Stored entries
- - - - - - -
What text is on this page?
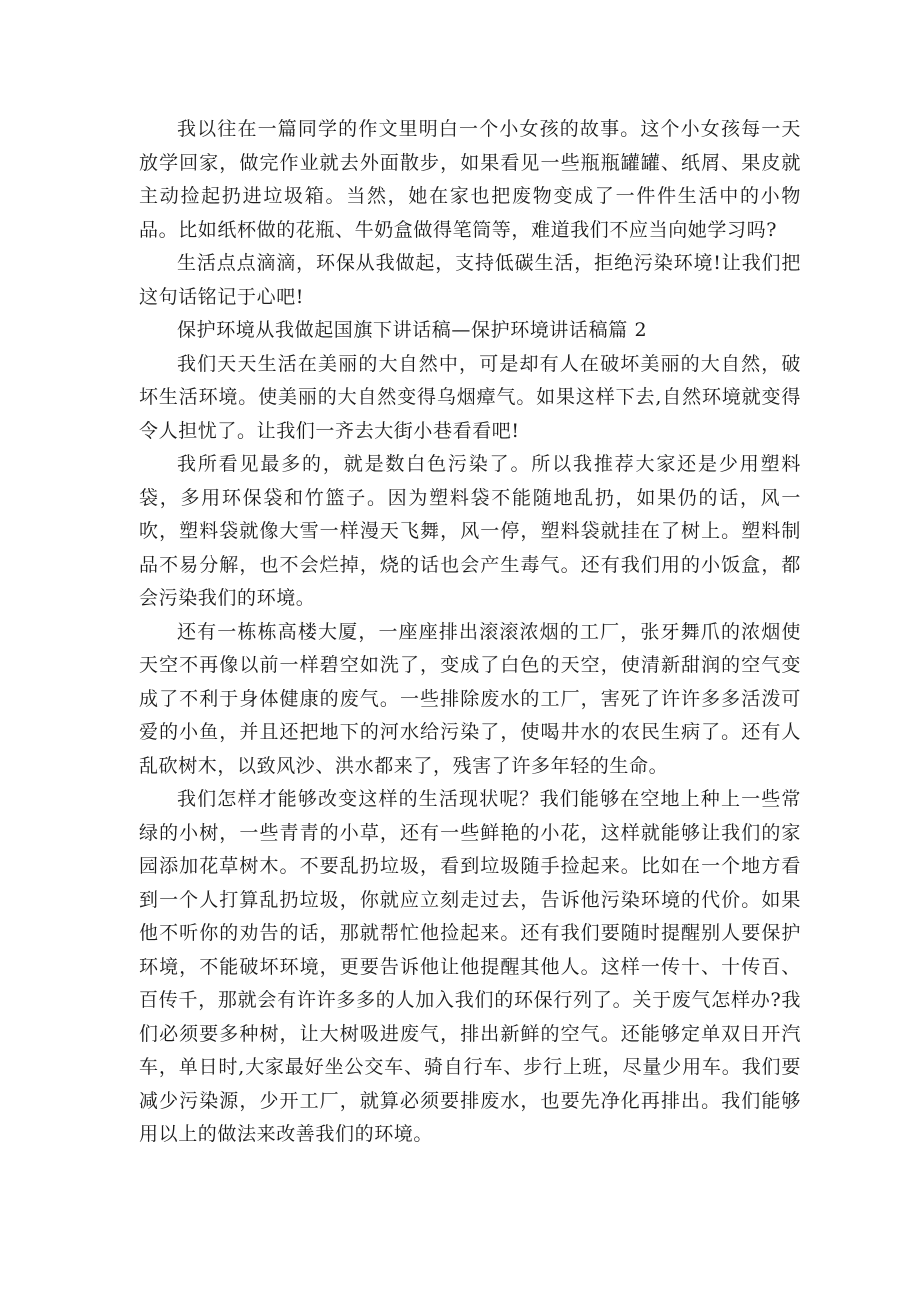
我以往在一篇同学的作文里明白一个小女孩的故事。这个小女孩每一天放学回家，做完作业就去外面散步，如果看见一些瓶瓶罐罐、纸屑、果皮就主动捡起扔进垃圾箱。当然，她在家也把废物变成了一件件生活中的小物品。比如纸杯做的花瓶、牛奶盒做得笔筒等，难道我们不应当向她学习吗?

生活点点滴滴，环保从我做起，支持低碳生活，拒绝污染环境!让我们把这句话铭记于心吧!

保护环境从我做起国旗下讲话稿—保护环境讲话稿篇 2

我们天天生活在美丽的大自然中，可是却有人在破坏美丽的大自然，破坏生活环境。使美丽的大自然变得乌烟瘴气。如果这样下去,自然环境就变得令人担忧了。让我们一齐去大街小巷看看吧!

我所看见最多的，就是数白色污染了。所以我推荐大家还是少用塑料袋，多用环保袋和竹篮子。因为塑料袋不能随地乱扔，如果仍的话，风一吹，塑料袋就像大雪一样漫天飞舞，风一停，塑料袋就挂在了树上。塑料制品不易分解，也不会烂掉，烧的话也会产生毒气。还有我们用的小饭盒，都会污染我们的环境。

还有一栋栋高楼大厦，一座座排出滚滚浓烟的工厂，张牙舞爪的浓烟使天空不再像以前一样碧空如洗了，变成了白色的天空，使清新甜润的空气变成了不利于身体健康的废气。一些排除废水的工厂，害死了许许多多活泼可爱的小鱼，并且还把地下的河水给污染了，使喝井水的农民生病了。还有人乱砍树木，以致风沙、洪水都来了，残害了许多年轻的生命。

我们怎样才能够改变这样的生活现状呢？我们能够在空地上种上一些常绿的小树，一些青青的小草，还有一些鲜艳的小花，这样就能够让我们的家园添加花草树木。不要乱扔垃圾，看到垃圾随手捡起来。比如在一个地方看到一个人打算乱扔垃圾，你就应立刻走过去，告诉他污染环境的代价。如果他不听你的劝告的话，那就帮忙他捡起来。还有我们要随时提醒别人要保护环境，不能破坏环境，更要告诉他让他提醒其他人。这样一传十、十传百、百传千，那就会有许许多多的人加入我们的环保行列了。关于废气怎样办?我们必须要多种树，让大树吸进废气，排出新鲜的空气。还能够定单双日开汽车，单日时,大家最好坐公交车、骑自行车、步行上班，尽量少用车。我们要减少污染源，少开工厂，就算必须要排废水，也要先净化再排出。我们能够用以上的做法来改善我们的环境。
- - - - - - -
> **OBJECTIVE**
Output the data above without changes, apart from leaving out the pictures.

> **SOLUTION TO THIS PROBLEM**
What text is on this page?
我以往在一篇同学的作文里明白一个小女孩的故事。这个小女孩每一天放学回家，做完作业就去外面散步，如果看见一些瓶瓶罐罐、纸屑、果皮就主动捡起扔进垃圾箱。当然，她在家也把废物变成了一件件生活中的小物品。比如纸杯做的花瓶、牛奶盒做得笔筒等，难道我们不应当向她学习吗?

生活点点滴滴，环保从我做起，支持低碳生活，拒绝污染环境!让我们把这句话铭记于心吧!

保护环境从我做起国旗下讲话稿—保护环境讲话稿篇 2

我们天天生活在美丽的大自然中，可是却有人在破坏美丽的大自然，破坏生活环境。使美丽的大自然变得乌烟瘴气。如果这样下去,自然环境就变得令人担忧了。让我们一齐去大街小巷看看吧!

我所看见最多的，就是数白色污染了。所以我推荐大家还是少用塑料袋，多用环保袋和竹篮子。因为塑料袋不能随地乱扔，如果仍的话，风一吹，塑料袋就像大雪一样漫天飞舞，风一停，塑料袋就挂在了树上。塑料制品不易分解，也不会烂掉，烧的话也会产生毒气。还有我们用的小饭盒，都会污染我们的环境。

还有一栋栋高楼大厦，一座座排出滚滚浓烟的工厂，张牙舞爪的浓烟使天空不再像以前一样碧空如洗了，变成了白色的天空，使清新甜润的空气变成了不利于身体健康的废气。一些排除废水的工厂，害死了许许多多活泼可爱的小鱼，并且还把地下的河水给污染了，使喝井水的农民生病了。还有人乱砍树木，以致风沙、洪水都来了，残害了许多年轻的生命。

我们怎样才能够改变这样的生活现状呢？我们能够在空地上种上一些常绿的小树，一些青青的小草，还有一些鲜艳的小花，这样就能够让我们的家园添加花草树木。不要乱扔垃圾，看到垃圾随手捡起来。比如在一个地方看到一个人打算乱扔垃圾，你就应立刻走过去，告诉他污染环境的代价。如果他不听你的劝告的话，那就帮忙他捡起来。还有我们要随时提醒别人要保护环境，不能破坏环境，更要告诉他让他提醒其他人。这样一传十、十传百、百传千，那就会有许许多多的人加入我们的环保行列了。关于废气怎样办?我们必须要多种树，让大树吸进废气，排出新鲜的空气。还能够定单双日开汽车，单日时,大家最好坐公交车、骑自行车、步行上班，尽量少用车。我们要减少污染源，少开工厂，就算必须要排废水，也要先净化再排出。我们能够用以上的做法来改善我们的环境。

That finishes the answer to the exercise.